■ **TO DO**
Find the string "explorer" and gather every line that holds it.

■ **EXERCISE MATERIALS**
::::::::::

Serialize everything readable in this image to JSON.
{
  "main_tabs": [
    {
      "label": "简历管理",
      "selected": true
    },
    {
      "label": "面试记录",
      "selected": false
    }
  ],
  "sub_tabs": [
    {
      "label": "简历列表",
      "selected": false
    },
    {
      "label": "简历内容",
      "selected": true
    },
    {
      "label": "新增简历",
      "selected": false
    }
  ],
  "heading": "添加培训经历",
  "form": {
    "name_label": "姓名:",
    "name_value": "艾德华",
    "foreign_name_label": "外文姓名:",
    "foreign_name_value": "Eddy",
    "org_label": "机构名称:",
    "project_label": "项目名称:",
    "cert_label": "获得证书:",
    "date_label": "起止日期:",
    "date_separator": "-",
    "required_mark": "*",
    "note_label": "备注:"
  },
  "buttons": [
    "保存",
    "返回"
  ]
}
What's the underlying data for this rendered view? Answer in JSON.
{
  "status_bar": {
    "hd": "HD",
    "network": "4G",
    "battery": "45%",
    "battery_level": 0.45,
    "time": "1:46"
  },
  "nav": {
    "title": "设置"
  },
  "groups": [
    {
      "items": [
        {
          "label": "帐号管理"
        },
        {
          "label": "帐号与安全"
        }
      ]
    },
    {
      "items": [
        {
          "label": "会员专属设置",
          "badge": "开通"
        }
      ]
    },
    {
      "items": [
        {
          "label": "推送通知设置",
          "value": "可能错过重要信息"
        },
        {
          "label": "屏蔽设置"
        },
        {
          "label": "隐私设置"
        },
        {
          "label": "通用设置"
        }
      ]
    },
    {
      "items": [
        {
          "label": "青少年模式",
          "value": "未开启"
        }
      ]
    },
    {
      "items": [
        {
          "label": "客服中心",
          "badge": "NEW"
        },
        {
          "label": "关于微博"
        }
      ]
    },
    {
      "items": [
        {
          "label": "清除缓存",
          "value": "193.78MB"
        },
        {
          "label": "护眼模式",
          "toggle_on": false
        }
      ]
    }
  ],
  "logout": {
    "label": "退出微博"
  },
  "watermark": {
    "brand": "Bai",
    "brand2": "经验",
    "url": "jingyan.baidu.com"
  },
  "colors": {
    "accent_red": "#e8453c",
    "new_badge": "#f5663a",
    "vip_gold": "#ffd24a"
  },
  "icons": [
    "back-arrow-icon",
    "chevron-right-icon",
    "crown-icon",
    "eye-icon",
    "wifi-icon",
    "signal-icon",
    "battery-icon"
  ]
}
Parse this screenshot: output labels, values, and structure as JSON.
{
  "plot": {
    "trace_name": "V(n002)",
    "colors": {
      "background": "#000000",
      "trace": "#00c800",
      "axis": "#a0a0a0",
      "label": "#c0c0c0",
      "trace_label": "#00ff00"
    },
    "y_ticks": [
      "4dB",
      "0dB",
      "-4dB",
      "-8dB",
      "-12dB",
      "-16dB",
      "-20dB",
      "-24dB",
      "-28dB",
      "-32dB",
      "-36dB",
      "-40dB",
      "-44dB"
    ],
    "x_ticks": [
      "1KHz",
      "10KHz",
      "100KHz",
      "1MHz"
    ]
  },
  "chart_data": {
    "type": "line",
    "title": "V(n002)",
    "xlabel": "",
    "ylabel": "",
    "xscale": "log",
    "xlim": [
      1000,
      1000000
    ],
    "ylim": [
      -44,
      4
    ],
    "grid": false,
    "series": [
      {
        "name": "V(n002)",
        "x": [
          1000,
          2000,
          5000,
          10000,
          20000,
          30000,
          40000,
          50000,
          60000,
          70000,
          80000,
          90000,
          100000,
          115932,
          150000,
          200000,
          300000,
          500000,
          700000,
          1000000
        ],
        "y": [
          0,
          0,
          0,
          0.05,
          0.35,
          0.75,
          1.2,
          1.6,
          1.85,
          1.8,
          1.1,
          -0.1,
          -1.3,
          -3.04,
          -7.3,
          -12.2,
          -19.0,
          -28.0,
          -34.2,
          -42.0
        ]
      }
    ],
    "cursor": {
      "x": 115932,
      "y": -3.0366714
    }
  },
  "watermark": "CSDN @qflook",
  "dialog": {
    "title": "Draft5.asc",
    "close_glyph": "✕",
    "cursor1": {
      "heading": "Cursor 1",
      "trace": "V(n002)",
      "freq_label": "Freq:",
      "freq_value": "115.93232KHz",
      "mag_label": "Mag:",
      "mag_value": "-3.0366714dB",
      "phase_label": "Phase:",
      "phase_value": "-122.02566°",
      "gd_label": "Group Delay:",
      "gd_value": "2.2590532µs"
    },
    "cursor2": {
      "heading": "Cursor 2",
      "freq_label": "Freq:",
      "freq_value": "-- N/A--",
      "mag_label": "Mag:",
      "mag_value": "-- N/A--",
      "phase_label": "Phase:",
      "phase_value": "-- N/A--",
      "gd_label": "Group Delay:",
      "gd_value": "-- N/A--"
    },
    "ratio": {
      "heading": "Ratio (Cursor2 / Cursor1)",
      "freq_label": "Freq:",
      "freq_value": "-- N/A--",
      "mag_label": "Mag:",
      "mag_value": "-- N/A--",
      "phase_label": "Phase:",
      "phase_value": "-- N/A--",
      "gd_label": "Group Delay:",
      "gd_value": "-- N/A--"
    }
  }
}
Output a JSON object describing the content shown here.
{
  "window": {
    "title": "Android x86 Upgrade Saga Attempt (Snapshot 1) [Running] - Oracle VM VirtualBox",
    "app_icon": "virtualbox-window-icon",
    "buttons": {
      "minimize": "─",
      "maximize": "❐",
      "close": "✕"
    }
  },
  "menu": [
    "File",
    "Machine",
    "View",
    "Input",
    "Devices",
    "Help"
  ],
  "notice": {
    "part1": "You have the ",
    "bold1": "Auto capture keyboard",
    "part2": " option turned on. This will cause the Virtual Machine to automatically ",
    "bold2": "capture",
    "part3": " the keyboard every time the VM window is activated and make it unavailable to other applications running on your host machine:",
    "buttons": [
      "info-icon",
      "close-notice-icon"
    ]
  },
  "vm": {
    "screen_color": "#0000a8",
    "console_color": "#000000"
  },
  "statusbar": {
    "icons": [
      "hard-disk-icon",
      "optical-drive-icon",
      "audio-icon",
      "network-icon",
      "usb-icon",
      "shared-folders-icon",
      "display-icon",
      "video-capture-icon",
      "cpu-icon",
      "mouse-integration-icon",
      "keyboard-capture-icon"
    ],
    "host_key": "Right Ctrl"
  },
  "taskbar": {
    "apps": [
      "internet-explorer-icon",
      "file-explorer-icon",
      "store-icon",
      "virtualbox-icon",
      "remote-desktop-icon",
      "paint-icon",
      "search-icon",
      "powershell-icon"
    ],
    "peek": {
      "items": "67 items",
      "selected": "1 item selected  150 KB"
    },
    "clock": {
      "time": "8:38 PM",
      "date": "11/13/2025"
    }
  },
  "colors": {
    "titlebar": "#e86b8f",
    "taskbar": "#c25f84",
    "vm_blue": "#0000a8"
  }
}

::::::::::

■ **FINISHED TASK**
      "internet-explorer-icon",
      "file-explorer-icon",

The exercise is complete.